(Chart and figure data)
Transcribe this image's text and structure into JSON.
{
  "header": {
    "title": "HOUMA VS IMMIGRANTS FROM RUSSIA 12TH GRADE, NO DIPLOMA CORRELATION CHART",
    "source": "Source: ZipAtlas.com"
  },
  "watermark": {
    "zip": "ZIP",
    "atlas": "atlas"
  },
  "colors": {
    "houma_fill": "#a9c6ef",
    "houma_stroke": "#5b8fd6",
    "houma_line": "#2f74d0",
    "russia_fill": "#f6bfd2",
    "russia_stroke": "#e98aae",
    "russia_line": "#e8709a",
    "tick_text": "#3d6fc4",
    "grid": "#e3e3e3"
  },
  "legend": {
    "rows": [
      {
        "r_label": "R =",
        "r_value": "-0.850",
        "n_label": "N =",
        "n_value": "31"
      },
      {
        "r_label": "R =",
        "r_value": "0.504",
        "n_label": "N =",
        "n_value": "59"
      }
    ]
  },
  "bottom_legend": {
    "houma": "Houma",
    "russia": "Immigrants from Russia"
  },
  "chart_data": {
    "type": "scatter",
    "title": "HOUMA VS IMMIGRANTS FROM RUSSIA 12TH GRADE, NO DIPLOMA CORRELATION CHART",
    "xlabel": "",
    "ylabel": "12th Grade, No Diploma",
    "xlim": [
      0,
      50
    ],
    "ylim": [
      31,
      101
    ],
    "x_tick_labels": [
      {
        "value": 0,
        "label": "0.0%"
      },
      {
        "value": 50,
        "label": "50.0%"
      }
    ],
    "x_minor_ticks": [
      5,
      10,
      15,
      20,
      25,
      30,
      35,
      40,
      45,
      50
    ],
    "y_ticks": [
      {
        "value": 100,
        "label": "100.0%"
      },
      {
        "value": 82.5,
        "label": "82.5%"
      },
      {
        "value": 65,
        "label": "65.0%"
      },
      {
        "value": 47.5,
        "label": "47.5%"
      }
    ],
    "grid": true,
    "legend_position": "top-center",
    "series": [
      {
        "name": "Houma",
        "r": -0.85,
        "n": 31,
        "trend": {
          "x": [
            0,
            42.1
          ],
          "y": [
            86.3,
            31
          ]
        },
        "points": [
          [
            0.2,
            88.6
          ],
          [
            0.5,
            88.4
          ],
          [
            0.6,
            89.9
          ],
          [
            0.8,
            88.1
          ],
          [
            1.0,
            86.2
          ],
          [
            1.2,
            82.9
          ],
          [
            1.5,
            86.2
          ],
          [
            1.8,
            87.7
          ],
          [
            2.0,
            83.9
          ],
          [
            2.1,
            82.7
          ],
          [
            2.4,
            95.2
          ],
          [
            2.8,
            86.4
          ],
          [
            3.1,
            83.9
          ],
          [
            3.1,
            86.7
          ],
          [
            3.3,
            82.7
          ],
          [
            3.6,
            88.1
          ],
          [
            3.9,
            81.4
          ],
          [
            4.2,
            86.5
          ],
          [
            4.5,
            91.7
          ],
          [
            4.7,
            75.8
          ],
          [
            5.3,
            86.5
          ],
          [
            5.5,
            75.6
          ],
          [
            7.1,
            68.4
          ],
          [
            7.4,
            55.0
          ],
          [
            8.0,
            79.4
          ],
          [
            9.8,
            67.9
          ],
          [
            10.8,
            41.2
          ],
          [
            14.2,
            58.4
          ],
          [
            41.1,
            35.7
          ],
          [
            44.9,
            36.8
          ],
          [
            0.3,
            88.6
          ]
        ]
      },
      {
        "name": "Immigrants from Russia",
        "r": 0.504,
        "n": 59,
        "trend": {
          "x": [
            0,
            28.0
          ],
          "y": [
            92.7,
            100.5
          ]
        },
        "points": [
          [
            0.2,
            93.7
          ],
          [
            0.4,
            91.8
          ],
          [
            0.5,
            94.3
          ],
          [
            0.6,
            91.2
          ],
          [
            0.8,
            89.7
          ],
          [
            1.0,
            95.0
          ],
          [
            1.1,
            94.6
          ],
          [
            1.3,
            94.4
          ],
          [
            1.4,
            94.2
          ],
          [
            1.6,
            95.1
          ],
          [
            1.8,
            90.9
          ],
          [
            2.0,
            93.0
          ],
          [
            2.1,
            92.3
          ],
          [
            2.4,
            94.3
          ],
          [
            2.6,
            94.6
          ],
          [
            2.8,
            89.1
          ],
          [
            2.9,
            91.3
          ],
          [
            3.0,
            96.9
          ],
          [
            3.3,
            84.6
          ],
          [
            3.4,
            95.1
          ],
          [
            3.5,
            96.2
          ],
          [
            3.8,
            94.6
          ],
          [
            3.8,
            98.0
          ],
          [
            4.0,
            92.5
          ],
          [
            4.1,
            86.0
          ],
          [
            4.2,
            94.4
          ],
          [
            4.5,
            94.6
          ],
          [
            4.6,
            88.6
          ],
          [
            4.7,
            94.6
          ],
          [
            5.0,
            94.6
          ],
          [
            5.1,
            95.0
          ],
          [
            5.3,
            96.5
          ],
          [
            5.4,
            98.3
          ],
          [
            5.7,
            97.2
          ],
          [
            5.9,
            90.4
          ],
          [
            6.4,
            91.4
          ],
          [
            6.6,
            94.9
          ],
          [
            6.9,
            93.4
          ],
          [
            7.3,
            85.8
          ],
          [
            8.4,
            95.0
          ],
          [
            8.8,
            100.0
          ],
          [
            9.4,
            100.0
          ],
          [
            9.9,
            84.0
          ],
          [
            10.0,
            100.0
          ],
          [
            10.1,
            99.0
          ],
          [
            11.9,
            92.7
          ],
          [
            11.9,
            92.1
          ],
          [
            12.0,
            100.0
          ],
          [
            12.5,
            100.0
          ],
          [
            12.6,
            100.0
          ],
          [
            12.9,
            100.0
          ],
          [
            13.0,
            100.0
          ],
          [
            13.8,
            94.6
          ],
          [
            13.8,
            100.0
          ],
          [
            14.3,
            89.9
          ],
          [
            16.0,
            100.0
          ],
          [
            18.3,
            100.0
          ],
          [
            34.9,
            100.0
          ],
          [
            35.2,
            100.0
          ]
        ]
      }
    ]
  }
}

# [EXERCISE]
Generate an exact reproduction of all entries.

# [THE ANSWER]
Transcribe this image's text and structure into JSON.
{
  "header": {
    "title": "HOUMA VS IMMIGRANTS FROM RUSSIA 12TH GRADE, NO DIPLOMA CORRELATION CHART",
    "source": "Source: ZipAtlas.com"
  },
  "watermark": {
    "zip": "ZIP",
    "atlas": "atlas"
  },
  "colors": {
    "houma_fill": "#a9c6ef",
    "houma_stroke": "#5b8fd6",
    "houma_line": "#2f74d0",
    "russia_fill": "#f6bfd2",
    "russia_stroke": "#e98aae",
    "russia_line": "#e8709a",
    "tick_text": "#3d6fc4",
    "grid": "#e3e3e3"
  },
  "legend": {
    "rows": [
      {
        "r_label": "R =",
        "r_value": "-0.850",
        "n_label": "N =",
        "n_value": "31"
      },
      {
        "r_label": "R =",
        "r_value": "0.504",
        "n_label": "N =",
        "n_value": "59"
      }
    ]
  },
  "bottom_legend": {
    "houma": "Houma",
    "russia": "Immigrants from Russia"
  },
  "chart_data": {
    "type": "scatter",
    "title": "HOUMA VS IMMIGRANTS FROM RUSSIA 12TH GRADE, NO DIPLOMA CORRELATION CHART",
    "xlabel": "",
    "ylabel": "12th Grade, No Diploma",
    "xlim": [
      0,
      50
    ],
    "ylim": [
      31,
      101
    ],
    "x_tick_labels": [
      {
        "value": 0,
        "label": "0.0%"
      },
      {
        "value": 50,
        "label": "50.0%"
      }
    ],
    "x_minor_ticks": [
      5,
      10,
      15,
      20,
      25,
      30,
      35,
      40,
      45,
      50
    ],
    "y_ticks": [
      {
        "value": 100,
        "label": "100.0%"
      },
      {
        "value": 82.5,
        "label": "82.5%"
      },
      {
        "value": 65,
        "label": "65.0%"
      },
      {
        "value": 47.5,
        "label": "47.5%"
      }
    ],
    "grid": true,
    "legend_position": "top-center",
    "series": [
      {
        "name": "Houma",
        "r": -0.85,
        "n": 31,
        "trend": {
          "x": [
            0,
            42.1
          ],
          "y": [
            86.3,
            31
          ]
        },
        "points": [
          [
            0.2,
            88.6
          ],
          [
            0.5,
            88.4
          ],
          [
            0.6,
            89.9
          ],
          [
            0.8,
            88.1
          ],
          [
            1.0,
            86.2
          ],
          [
            1.2,
            82.9
          ],
          [
            1.5,
            86.2
          ],
          [
            1.8,
            87.7
          ],
          [
            2.0,
            83.9
          ],
          [
            2.1,
            82.7
          ],
          [
            2.4,
            95.2
          ],
          [
            2.8,
            86.4
          ],
          [
            3.1,
            83.9
          ],
          [
            3.1,
            86.7
          ],
          [
            3.3,
            82.7
          ],
          [
            3.6,
            88.1
          ],
          [
            3.9,
            81.4
          ],
          [
            4.2,
            86.5
          ],
          [
            4.5,
            91.7
          ],
          [
            4.7,
            75.8
          ],
          [
            5.3,
            86.5
          ],
          [
            5.5,
            75.6
          ],
          [
            7.1,
            68.4
          ],
          [
            7.4,
            55.0
          ],
          [
            8.0,
            79.4
          ],
          [
            9.8,
            67.9
          ],
          [
            10.8,
            41.2
          ],
          [
            14.2,
            58.4
          ],
          [
            41.1,
            35.7
          ],
          [
            44.9,
            36.8
          ],
          [
            0.3,
            88.6
          ]
        ]
      },
      {
        "name": "Immigrants from Russia",
        "r": 0.504,
        "n": 59,
        "trend": {
          "x": [
            0,
            28.0
          ],
          "y": [
            92.7,
            100.5
          ]
        },
        "points": [
          [
            0.2,
            93.7
          ],
          [
            0.4,
            91.8
          ],
          [
            0.5,
            94.3
          ],
          [
            0.6,
            91.2
          ],
          [
            0.8,
            89.7
          ],
          [
            1.0,
            95.0
          ],
          [
            1.1,
            94.6
          ],
          [
            1.3,
            94.4
          ],
          [
            1.4,
            94.2
          ],
          [
            1.6,
            95.1
          ],
          [
            1.8,
            90.9
          ],
          [
            2.0,
            93.0
          ],
          [
            2.1,
            92.3
          ],
          [
            2.4,
            94.3
          ],
          [
            2.6,
            94.6
          ],
          [
            2.8,
            89.1
          ],
          [
            2.9,
            91.3
          ],
          [
            3.0,
            96.9
          ],
          [
            3.3,
            84.6
          ],
          [
            3.4,
            95.1
          ],
          [
            3.5,
            96.2
          ],
          [
            3.8,
            94.6
          ],
          [
            3.8,
            98.0
          ],
          [
            4.0,
            92.5
          ],
          [
            4.1,
            86.0
          ],
          [
            4.2,
            94.4
          ],
          [
            4.5,
            94.6
          ],
          [
            4.6,
            88.6
          ],
          [
            4.7,
            94.6
          ],
          [
            5.0,
            94.6
          ],
          [
            5.1,
            95.0
          ],
          [
            5.3,
            96.5
          ],
          [
            5.4,
            98.3
          ],
          [
            5.7,
            97.2
          ],
          [
            5.9,
            90.4
          ],
          [
            6.4,
            91.4
          ],
          [
            6.6,
            94.9
          ],
          [
            6.9,
            93.4
          ],
          [
            7.3,
            85.8
          ],
          [
            8.4,
            95.0
          ],
          [
            8.8,
            100.0
          ],
          [
            9.4,
            100.0
          ],
          [
            9.9,
            84.0
          ],
          [
            10.0,
            100.0
          ],
          [
            10.1,
            99.0
          ],
          [
            11.9,
            92.7
          ],
          [
            11.9,
            92.1
          ],
          [
            12.0,
            100.0
          ],
          [
            12.5,
            100.0
          ],
          [
            12.6,
            100.0
          ],
          [
            12.9,
            100.0
          ],
          [
            13.0,
            100.0
          ],
          [
            13.8,
            94.6
          ],
          [
            13.8,
            100.0
          ],
          [
            14.3,
            89.9
          ],
          [
            16.0,
            100.0
          ],
          [
            18.3,
            100.0
          ],
          [
            34.9,
            100.0
          ],
          [
            35.2,
            100.0
          ]
        ]
      }
    ]
  }
}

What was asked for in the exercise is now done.